## The problem
Copy each line of the data below exactly, leaving out pictures.

•••

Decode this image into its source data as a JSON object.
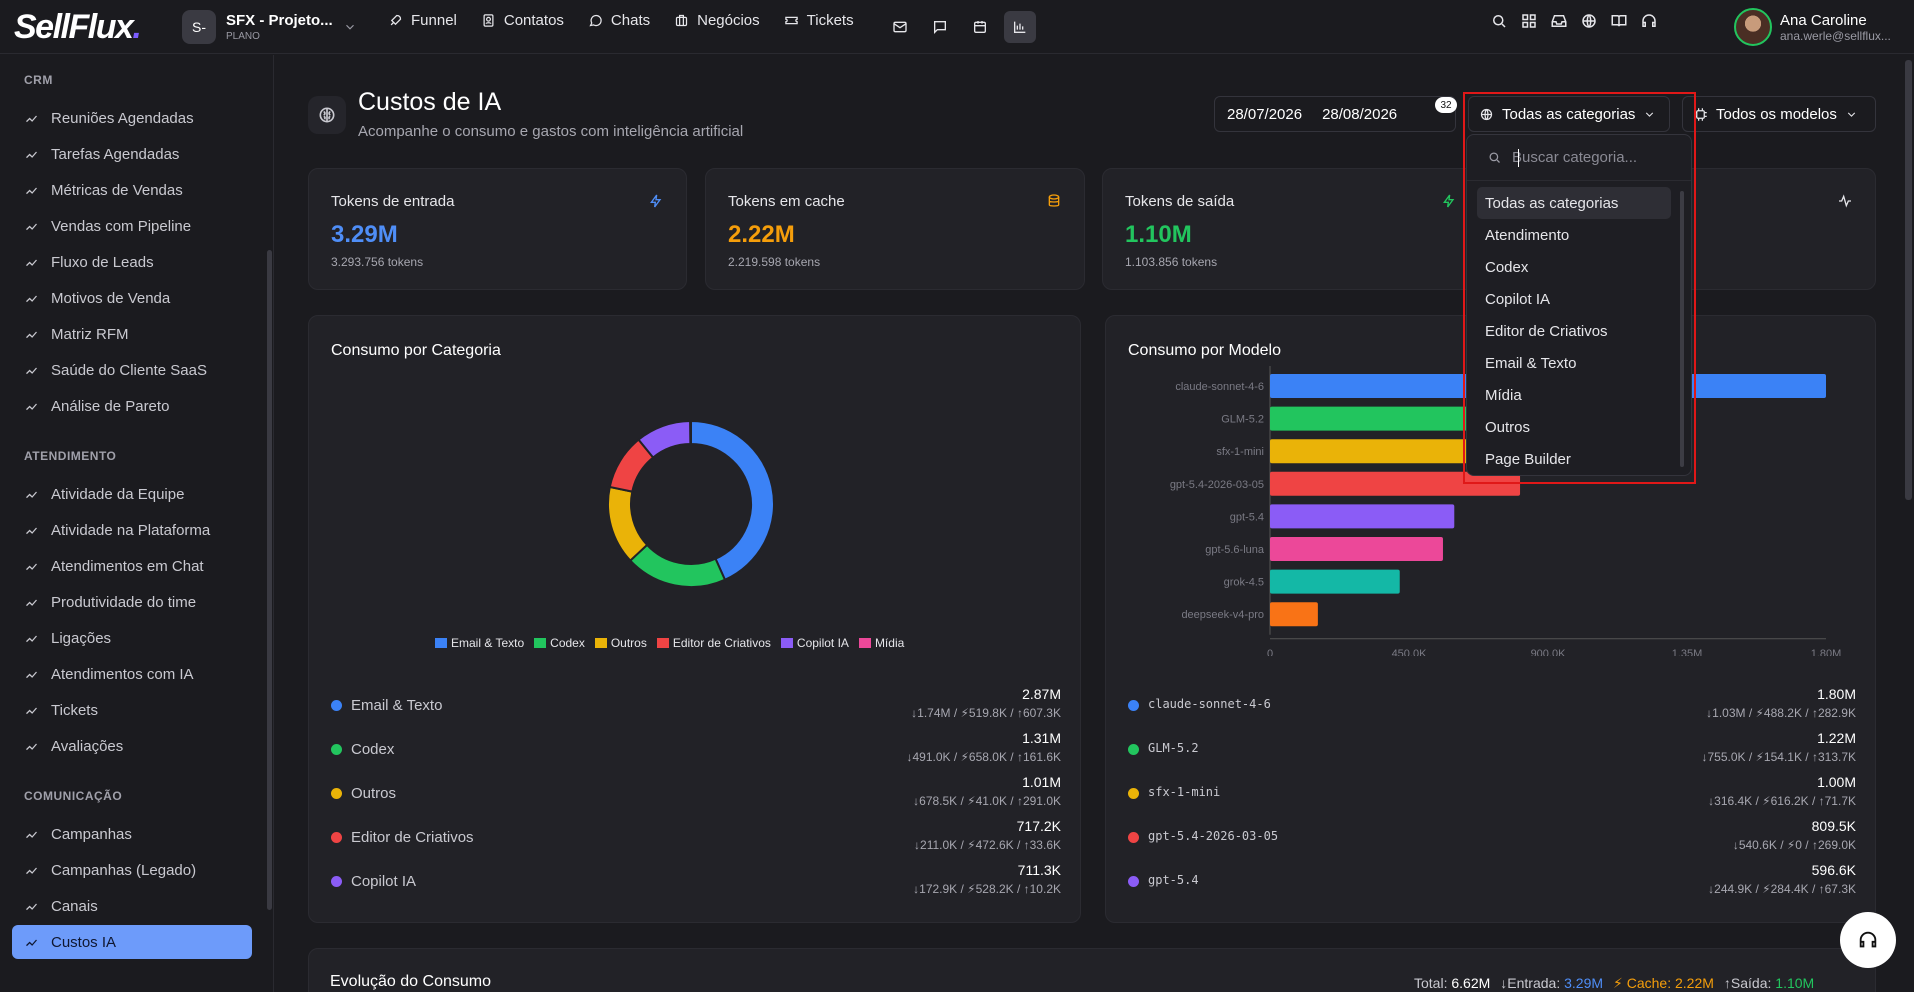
{
  "header": {
    "logo_text": "SellFlux",
    "project": {
      "badge": "S-",
      "name": "SFX - Projeto...",
      "plan": "PLANO"
    },
    "nav": [
      {
        "label": "Funnel",
        "icon": "rocket-icon"
      },
      {
        "label": "Contatos",
        "icon": "contacts-icon"
      },
      {
        "label": "Chats",
        "icon": "chat-icon"
      },
      {
        "label": "Negócios",
        "icon": "briefcase-icon"
      },
      {
        "label": "Tickets",
        "icon": "ticket-icon"
      }
    ],
    "quick_icons": [
      "mail-icon",
      "message-icon",
      "calendar-icon",
      "bar-chart-icon"
    ],
    "tool_icons": [
      "search-icon",
      "grid-icon",
      "inbox-icon",
      "globe-icon",
      "book-icon",
      "headset-icon"
    ],
    "user": {
      "name": "Ana Caroline",
      "email": "ana.werle@sellflux..."
    }
  },
  "sidebar": {
    "sections": [
      {
        "title": "CRM",
        "items": [
          "Reuniões Agendadas",
          "Tarefas Agendadas",
          "Métricas de Vendas",
          "Vendas com Pipeline",
          "Fluxo de Leads",
          "Motivos de Venda",
          "Matriz RFM",
          "Saúde do Cliente SaaS",
          "Análise de Pareto"
        ]
      },
      {
        "title": "ATENDIMENTO",
        "items": [
          "Atividade da Equipe",
          "Atividade na Plataforma",
          "Atendimentos em Chat",
          "Produtividade do time",
          "Ligações",
          "Atendimentos com IA",
          "Tickets",
          "Avaliações"
        ]
      },
      {
        "title": "COMUNICAÇÃO",
        "items": [
          "Campanhas",
          "Campanhas (Legado)",
          "Canais",
          "Custos IA"
        ]
      }
    ],
    "active_item": "Custos IA"
  },
  "page": {
    "title": "Custos de IA",
    "subtitle": "Acompanhe o consumo e gastos com inteligência artificial",
    "date_start": "28/07/2026",
    "date_end": "28/08/2026",
    "badge": "32",
    "category_filter": "Todas as categorias",
    "model_filter": "Todos os modelos"
  },
  "kpis": [
    {
      "label": "Tokens de entrada",
      "value": "3.29M",
      "sub": "3.293.756 tokens",
      "color": "#4f8ef7",
      "icon": "zap-icon"
    },
    {
      "label": "Tokens em cache",
      "value": "2.22M",
      "sub": "2.219.598 tokens",
      "color": "#f59e0b",
      "icon": "database-icon"
    },
    {
      "label": "Tokens de saída",
      "value": "1.10M",
      "sub": "1.103.856 tokens",
      "color": "#22c55e",
      "icon": "zap-icon"
    }
  ],
  "kpi4_icon": "activity-icon",
  "dropdown": {
    "search_placeholder": "Buscar categoria...",
    "options": [
      "Todas as categorias",
      "Atendimento",
      "Codex",
      "Copilot IA",
      "Editor de Criativos",
      "Email & Texto",
      "Mídia",
      "Outros",
      "Page Builder"
    ],
    "selected": "Todas as categorias"
  },
  "category_card": {
    "title": "Consumo por Categoria",
    "rows": [
      {
        "name": "Email & Texto",
        "total": "2.87M",
        "breakdown": "↓1.74M / ⚡519.8K / ↑607.3K",
        "color": "#3b82f6"
      },
      {
        "name": "Codex",
        "total": "1.31M",
        "breakdown": "↓491.0K / ⚡658.0K / ↑161.6K",
        "color": "#22c55e"
      },
      {
        "name": "Outros",
        "total": "1.01M",
        "breakdown": "↓678.5K / ⚡41.0K / ↑291.0K",
        "color": "#eab308"
      },
      {
        "name": "Editor de Criativos",
        "total": "717.2K",
        "breakdown": "↓211.0K / ⚡472.6K / ↑33.6K",
        "color": "#ef4444"
      },
      {
        "name": "Copilot IA",
        "total": "711.3K",
        "breakdown": "↓172.9K / ⚡528.2K / ↑10.2K",
        "color": "#8b5cf6"
      }
    ],
    "legend": [
      {
        "name": "Email & Texto",
        "color": "#3b82f6"
      },
      {
        "name": "Codex",
        "color": "#22c55e"
      },
      {
        "name": "Outros",
        "color": "#eab308"
      },
      {
        "name": "Editor de Criativos",
        "color": "#ef4444"
      },
      {
        "name": "Copilot IA",
        "color": "#8b5cf6"
      },
      {
        "name": "Mídia",
        "color": "#ec4899"
      }
    ]
  },
  "model_card": {
    "title": "Consumo por Modelo",
    "rows": [
      {
        "name": "claude-sonnet-4-6",
        "total": "1.80M",
        "breakdown": "↓1.03M / ⚡488.2K / ↑282.9K",
        "color": "#3b82f6"
      },
      {
        "name": "GLM-5.2",
        "total": "1.22M",
        "breakdown": "↓755.0K / ⚡154.1K / ↑313.7K",
        "color": "#22c55e"
      },
      {
        "name": "sfx-1-mini",
        "total": "1.00M",
        "breakdown": "↓316.4K / ⚡616.2K / ↑71.7K",
        "color": "#eab308"
      },
      {
        "name": "gpt-5.4-2026-03-05",
        "total": "809.5K",
        "breakdown": "↓540.6K / ⚡0 / ↑269.0K",
        "color": "#ef4444"
      },
      {
        "name": "gpt-5.4",
        "total": "596.6K",
        "breakdown": "↓244.9K / ⚡284.4K / ↑67.3K",
        "color": "#8b5cf6"
      }
    ]
  },
  "chart_data": [
    {
      "type": "pie",
      "categories": [
        "Email & Texto",
        "Codex",
        "Outros",
        "Editor de Criativos",
        "Copilot IA",
        "Mídia"
      ],
      "values": [
        2.87,
        1.31,
        1.01,
        0.7172,
        0.7113,
        0.01
      ],
      "colors": [
        "#3b82f6",
        "#22c55e",
        "#eab308",
        "#ef4444",
        "#8b5cf6",
        "#ec4899"
      ],
      "donut": true,
      "legend": "bottom"
    },
    {
      "type": "bar",
      "orientation": "horizontal",
      "categories": [
        "claude-sonnet-4-6",
        "GLM-5.2",
        "sfx-1-mini",
        "gpt-5.4-2026-03-05",
        "gpt-5.4",
        "gpt-5.6-luna",
        "grok-4.5",
        "deepseek-v4-pro"
      ],
      "values": [
        1.8,
        1.22,
        1.0,
        0.8095,
        0.5966,
        0.56,
        0.42,
        0.155
      ],
      "colors": [
        "#3b82f6",
        "#22c55e",
        "#eab308",
        "#ef4444",
        "#8b5cf6",
        "#ec4899",
        "#14b8a6",
        "#f97316"
      ],
      "xticks": [
        "0",
        "450.0K",
        "900.0K",
        "1.35M",
        "1.80M"
      ],
      "xlim": [
        0,
        1.8
      ]
    }
  ],
  "evolution": {
    "title": "Evolução do Consumo",
    "total_label": "Total:",
    "total": "6.62M",
    "in_label": "↓Entrada:",
    "in": "3.29M",
    "cache_label": "⚡ Cache:",
    "cache": "2.22M",
    "out_label": "↑Saída:",
    "out": "1.10M"
  }
}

•••

## Written answer
Decode this image into its source data as a JSON object.
{
  "header": {
    "logo_text": "SellFlux",
    "project": {
      "badge": "S-",
      "name": "SFX - Projeto...",
      "plan": "PLANO"
    },
    "nav": [
      {
        "label": "Funnel",
        "icon": "rocket-icon"
      },
      {
        "label": "Contatos",
        "icon": "contacts-icon"
      },
      {
        "label": "Chats",
        "icon": "chat-icon"
      },
      {
        "label": "Negócios",
        "icon": "briefcase-icon"
      },
      {
        "label": "Tickets",
        "icon": "ticket-icon"
      }
    ],
    "quick_icons": [
      "mail-icon",
      "message-icon",
      "calendar-icon",
      "bar-chart-icon"
    ],
    "tool_icons": [
      "search-icon",
      "grid-icon",
      "inbox-icon",
      "globe-icon",
      "book-icon",
      "headset-icon"
    ],
    "user": {
      "name": "Ana Caroline",
      "email": "ana.werle@sellflux..."
    }
  },
  "sidebar": {
    "sections": [
      {
        "title": "CRM",
        "items": [
          "Reuniões Agendadas",
          "Tarefas Agendadas",
          "Métricas de Vendas",
          "Vendas com Pipeline",
          "Fluxo de Leads",
          "Motivos de Venda",
          "Matriz RFM",
          "Saúde do Cliente SaaS",
          "Análise de Pareto"
        ]
      },
      {
        "title": "ATENDIMENTO",
        "items": [
          "Atividade da Equipe",
          "Atividade na Plataforma",
          "Atendimentos em Chat",
          "Produtividade do time",
          "Ligações",
          "Atendimentos com IA",
          "Tickets",
          "Avaliações"
        ]
      },
      {
        "title": "COMUNICAÇÃO",
        "items": [
          "Campanhas",
          "Campanhas (Legado)",
          "Canais",
          "Custos IA"
        ]
      }
    ],
    "active_item": "Custos IA"
  },
  "page": {
    "title": "Custos de IA",
    "subtitle": "Acompanhe o consumo e gastos com inteligência artificial",
    "date_start": "28/07/2026",
    "date_end": "28/08/2026",
    "badge": "32",
    "category_filter": "Todas as categorias",
    "model_filter": "Todos os modelos"
  },
  "kpis": [
    {
      "label": "Tokens de entrada",
      "value": "3.29M",
      "sub": "3.293.756 tokens",
      "color": "#4f8ef7",
      "icon": "zap-icon"
    },
    {
      "label": "Tokens em cache",
      "value": "2.22M",
      "sub": "2.219.598 tokens",
      "color": "#f59e0b",
      "icon": "database-icon"
    },
    {
      "label": "Tokens de saída",
      "value": "1.10M",
      "sub": "1.103.856 tokens",
      "color": "#22c55e",
      "icon": "zap-icon"
    }
  ],
  "kpi4_icon": "activity-icon",
  "dropdown": {
    "search_placeholder": "Buscar categoria...",
    "options": [
      "Todas as categorias",
      "Atendimento",
      "Codex",
      "Copilot IA",
      "Editor de Criativos",
      "Email & Texto",
      "Mídia",
      "Outros",
      "Page Builder"
    ],
    "selected": "Todas as categorias"
  },
  "category_card": {
    "title": "Consumo por Categoria",
    "rows": [
      {
        "name": "Email & Texto",
        "total": "2.87M",
        "breakdown": "↓1.74M / ⚡519.8K / ↑607.3K",
        "color": "#3b82f6"
      },
      {
        "name": "Codex",
        "total": "1.31M",
        "breakdown": "↓491.0K / ⚡658.0K / ↑161.6K",
        "color": "#22c55e"
      },
      {
        "name": "Outros",
        "total": "1.01M",
        "breakdown": "↓678.5K / ⚡41.0K / ↑291.0K",
        "color": "#eab308"
      },
      {
        "name": "Editor de Criativos",
        "total": "717.2K",
        "breakdown": "↓211.0K / ⚡472.6K / ↑33.6K",
        "color": "#ef4444"
      },
      {
        "name": "Copilot IA",
        "total": "711.3K",
        "breakdown": "↓172.9K / ⚡528.2K / ↑10.2K",
        "color": "#8b5cf6"
      }
    ],
    "legend": [
      {
        "name": "Email & Texto",
        "color": "#3b82f6"
      },
      {
        "name": "Codex",
        "color": "#22c55e"
      },
      {
        "name": "Outros",
        "color": "#eab308"
      },
      {
        "name": "Editor de Criativos",
        "color": "#ef4444"
      },
      {
        "name": "Copilot IA",
        "color": "#8b5cf6"
      },
      {
        "name": "Mídia",
        "color": "#ec4899"
      }
    ]
  },
  "model_card": {
    "title": "Consumo por Modelo",
    "rows": [
      {
        "name": "claude-sonnet-4-6",
        "total": "1.80M",
        "breakdown": "↓1.03M / ⚡488.2K / ↑282.9K",
        "color": "#3b82f6"
      },
      {
        "name": "GLM-5.2",
        "total": "1.22M",
        "breakdown": "↓755.0K / ⚡154.1K / ↑313.7K",
        "color": "#22c55e"
      },
      {
        "name": "sfx-1-mini",
        "total": "1.00M",
        "breakdown": "↓316.4K / ⚡616.2K / ↑71.7K",
        "color": "#eab308"
      },
      {
        "name": "gpt-5.4-2026-03-05",
        "total": "809.5K",
        "breakdown": "↓540.6K / ⚡0 / ↑269.0K",
        "color": "#ef4444"
      },
      {
        "name": "gpt-5.4",
        "total": "596.6K",
        "breakdown": "↓244.9K / ⚡284.4K / ↑67.3K",
        "color": "#8b5cf6"
      }
    ]
  },
  "chart_data": [
    {
      "type": "pie",
      "categories": [
        "Email & Texto",
        "Codex",
        "Outros",
        "Editor de Criativos",
        "Copilot IA",
        "Mídia"
      ],
      "values": [
        2.87,
        1.31,
        1.01,
        0.7172,
        0.7113,
        0.01
      ],
      "colors": [
        "#3b82f6",
        "#22c55e",
        "#eab308",
        "#ef4444",
        "#8b5cf6",
        "#ec4899"
      ],
      "donut": true,
      "legend": "bottom"
    },
    {
      "type": "bar",
      "orientation": "horizontal",
      "categories": [
        "claude-sonnet-4-6",
        "GLM-5.2",
        "sfx-1-mini",
        "gpt-5.4-2026-03-05",
        "gpt-5.4",
        "gpt-5.6-luna",
        "grok-4.5",
        "deepseek-v4-pro"
      ],
      "values": [
        1.8,
        1.22,
        1.0,
        0.8095,
        0.5966,
        0.56,
        0.42,
        0.155
      ],
      "colors": [
        "#3b82f6",
        "#22c55e",
        "#eab308",
        "#ef4444",
        "#8b5cf6",
        "#ec4899",
        "#14b8a6",
        "#f97316"
      ],
      "xticks": [
        "0",
        "450.0K",
        "900.0K",
        "1.35M",
        "1.80M"
      ],
      "xlim": [
        0,
        1.8
      ]
    }
  ],
  "evolution": {
    "title": "Evolução do Consumo",
    "total_label": "Total:",
    "total": "6.62M",
    "in_label": "↓Entrada:",
    "in": "3.29M",
    "cache_label": "⚡ Cache:",
    "cache": "2.22M",
    "out_label": "↑Saída:",
    "out": "1.10M"
  }
}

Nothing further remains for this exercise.